### Exercise data
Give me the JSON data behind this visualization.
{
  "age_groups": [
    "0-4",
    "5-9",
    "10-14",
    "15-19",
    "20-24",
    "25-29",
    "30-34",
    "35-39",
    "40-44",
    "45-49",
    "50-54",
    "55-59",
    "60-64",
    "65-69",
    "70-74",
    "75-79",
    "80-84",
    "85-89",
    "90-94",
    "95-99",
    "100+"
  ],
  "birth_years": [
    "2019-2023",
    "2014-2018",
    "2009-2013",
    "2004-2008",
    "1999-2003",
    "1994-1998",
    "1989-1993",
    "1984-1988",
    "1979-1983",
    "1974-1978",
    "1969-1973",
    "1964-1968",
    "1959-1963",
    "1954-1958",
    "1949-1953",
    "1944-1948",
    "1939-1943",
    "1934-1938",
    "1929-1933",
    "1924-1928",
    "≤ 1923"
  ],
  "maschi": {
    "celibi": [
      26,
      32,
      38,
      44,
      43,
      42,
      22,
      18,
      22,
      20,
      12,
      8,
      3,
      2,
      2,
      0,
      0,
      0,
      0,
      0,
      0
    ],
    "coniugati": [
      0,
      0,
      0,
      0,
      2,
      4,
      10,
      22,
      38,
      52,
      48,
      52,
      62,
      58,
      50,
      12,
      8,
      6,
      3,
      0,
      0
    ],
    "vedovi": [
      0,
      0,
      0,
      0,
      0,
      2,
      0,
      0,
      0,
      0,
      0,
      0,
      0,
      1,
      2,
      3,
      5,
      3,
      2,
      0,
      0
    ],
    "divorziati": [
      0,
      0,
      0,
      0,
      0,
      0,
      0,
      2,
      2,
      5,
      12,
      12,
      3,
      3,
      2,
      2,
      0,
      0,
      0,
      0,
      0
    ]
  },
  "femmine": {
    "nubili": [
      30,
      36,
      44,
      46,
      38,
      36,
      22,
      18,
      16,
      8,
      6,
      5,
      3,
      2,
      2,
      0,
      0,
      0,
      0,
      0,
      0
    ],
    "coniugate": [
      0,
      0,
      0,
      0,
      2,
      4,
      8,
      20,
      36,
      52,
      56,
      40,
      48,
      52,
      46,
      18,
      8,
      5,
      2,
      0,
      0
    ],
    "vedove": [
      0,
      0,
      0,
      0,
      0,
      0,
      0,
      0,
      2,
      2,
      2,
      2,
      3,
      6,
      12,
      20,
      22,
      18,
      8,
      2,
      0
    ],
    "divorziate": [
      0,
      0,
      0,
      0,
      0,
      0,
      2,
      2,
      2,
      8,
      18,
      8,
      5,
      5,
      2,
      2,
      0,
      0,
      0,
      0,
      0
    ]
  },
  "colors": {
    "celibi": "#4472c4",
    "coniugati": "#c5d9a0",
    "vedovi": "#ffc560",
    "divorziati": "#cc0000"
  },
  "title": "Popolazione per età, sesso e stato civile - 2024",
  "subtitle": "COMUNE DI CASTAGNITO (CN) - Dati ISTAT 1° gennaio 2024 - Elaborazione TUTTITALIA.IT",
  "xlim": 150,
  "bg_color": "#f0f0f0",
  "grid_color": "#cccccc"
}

### What to work on
Output the full listing without altering anything.

### Response to the task
Give me the JSON data behind this visualization.
{
  "age_groups": [
    "0-4",
    "5-9",
    "10-14",
    "15-19",
    "20-24",
    "25-29",
    "30-34",
    "35-39",
    "40-44",
    "45-49",
    "50-54",
    "55-59",
    "60-64",
    "65-69",
    "70-74",
    "75-79",
    "80-84",
    "85-89",
    "90-94",
    "95-99",
    "100+"
  ],
  "birth_years": [
    "2019-2023",
    "2014-2018",
    "2009-2013",
    "2004-2008",
    "1999-2003",
    "1994-1998",
    "1989-1993",
    "1984-1988",
    "1979-1983",
    "1974-1978",
    "1969-1973",
    "1964-1968",
    "1959-1963",
    "1954-1958",
    "1949-1953",
    "1944-1948",
    "1939-1943",
    "1934-1938",
    "1929-1933",
    "1924-1928",
    "≤ 1923"
  ],
  "maschi": {
    "celibi": [
      26,
      32,
      38,
      44,
      43,
      42,
      22,
      18,
      22,
      20,
      12,
      8,
      3,
      2,
      2,
      0,
      0,
      0,
      0,
      0,
      0
    ],
    "coniugati": [
      0,
      0,
      0,
      0,
      2,
      4,
      10,
      22,
      38,
      52,
      48,
      52,
      62,
      58,
      50,
      12,
      8,
      6,
      3,
      0,
      0
    ],
    "vedovi": [
      0,
      0,
      0,
      0,
      0,
      2,
      0,
      0,
      0,
      0,
      0,
      0,
      0,
      1,
      2,
      3,
      5,
      3,
      2,
      0,
      0
    ],
    "divorziati": [
      0,
      0,
      0,
      0,
      0,
      0,
      0,
      2,
      2,
      5,
      12,
      12,
      3,
      3,
      2,
      2,
      0,
      0,
      0,
      0,
      0
    ]
  },
  "femmine": {
    "nubili": [
      30,
      36,
      44,
      46,
      38,
      36,
      22,
      18,
      16,
      8,
      6,
      5,
      3,
      2,
      2,
      0,
      0,
      0,
      0,
      0,
      0
    ],
    "coniugate": [
      0,
      0,
      0,
      0,
      2,
      4,
      8,
      20,
      36,
      52,
      56,
      40,
      48,
      52,
      46,
      18,
      8,
      5,
      2,
      0,
      0
    ],
    "vedove": [
      0,
      0,
      0,
      0,
      0,
      0,
      0,
      0,
      2,
      2,
      2,
      2,
      3,
      6,
      12,
      20,
      22,
      18,
      8,
      2,
      0
    ],
    "divorziate": [
      0,
      0,
      0,
      0,
      0,
      0,
      2,
      2,
      2,
      8,
      18,
      8,
      5,
      5,
      2,
      2,
      0,
      0,
      0,
      0,
      0
    ]
  },
  "colors": {
    "celibi": "#4472c4",
    "coniugati": "#c5d9a0",
    "vedovi": "#ffc560",
    "divorziati": "#cc0000"
  },
  "title": "Popolazione per età, sesso e stato civile - 2024",
  "subtitle": "COMUNE DI CASTAGNITO (CN) - Dati ISTAT 1° gennaio 2024 - Elaborazione TUTTITALIA.IT",
  "xlim": 150,
  "bg_color": "#f0f0f0",
  "grid_color": "#cccccc"
}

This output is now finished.